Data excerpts
-- begin --

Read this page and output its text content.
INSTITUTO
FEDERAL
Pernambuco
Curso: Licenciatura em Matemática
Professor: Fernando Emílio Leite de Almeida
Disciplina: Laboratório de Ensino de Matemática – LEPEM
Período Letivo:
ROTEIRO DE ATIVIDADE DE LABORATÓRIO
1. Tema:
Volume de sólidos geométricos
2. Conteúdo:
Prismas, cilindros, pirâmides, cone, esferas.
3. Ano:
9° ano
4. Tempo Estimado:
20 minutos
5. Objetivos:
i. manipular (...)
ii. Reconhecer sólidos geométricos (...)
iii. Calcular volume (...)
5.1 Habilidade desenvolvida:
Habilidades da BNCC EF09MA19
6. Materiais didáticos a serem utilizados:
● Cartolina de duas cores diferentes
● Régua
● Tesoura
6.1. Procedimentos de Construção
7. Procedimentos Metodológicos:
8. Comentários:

-- end --

* Set task: All of the data needs to be reproduced exactly, with no line missing.

* Output for this exercise:
Read this page and output its text content.
INSTITUTO
FEDERAL
Pernambuco
Curso: Licenciatura em Matemática
Professor: Fernando Emílio Leite de Almeida
Disciplina: Laboratório de Ensino de Matemática – LEPEM
Período Letivo:
ROTEIRO DE ATIVIDADE DE LABORATÓRIO
1. Tema:
Volume de sólidos geométricos
2. Conteúdo:
Prismas, cilindros, pirâmides, cone, esferas.
3. Ano:
9° ano
4. Tempo Estimado:
20 minutos
5. Objetivos:
i. manipular (...)
ii. Reconhecer sólidos geométricos (...)
iii. Calcular volume (...)
5.1 Habilidade desenvolvida:
Habilidades da BNCC EF09MA19
6. Materiais didáticos a serem utilizados:
● Cartolina de duas cores diferentes
● Régua
● Tesoura
6.1. Procedimentos de Construção
7. Procedimentos Metodológicos:
8. Comentários:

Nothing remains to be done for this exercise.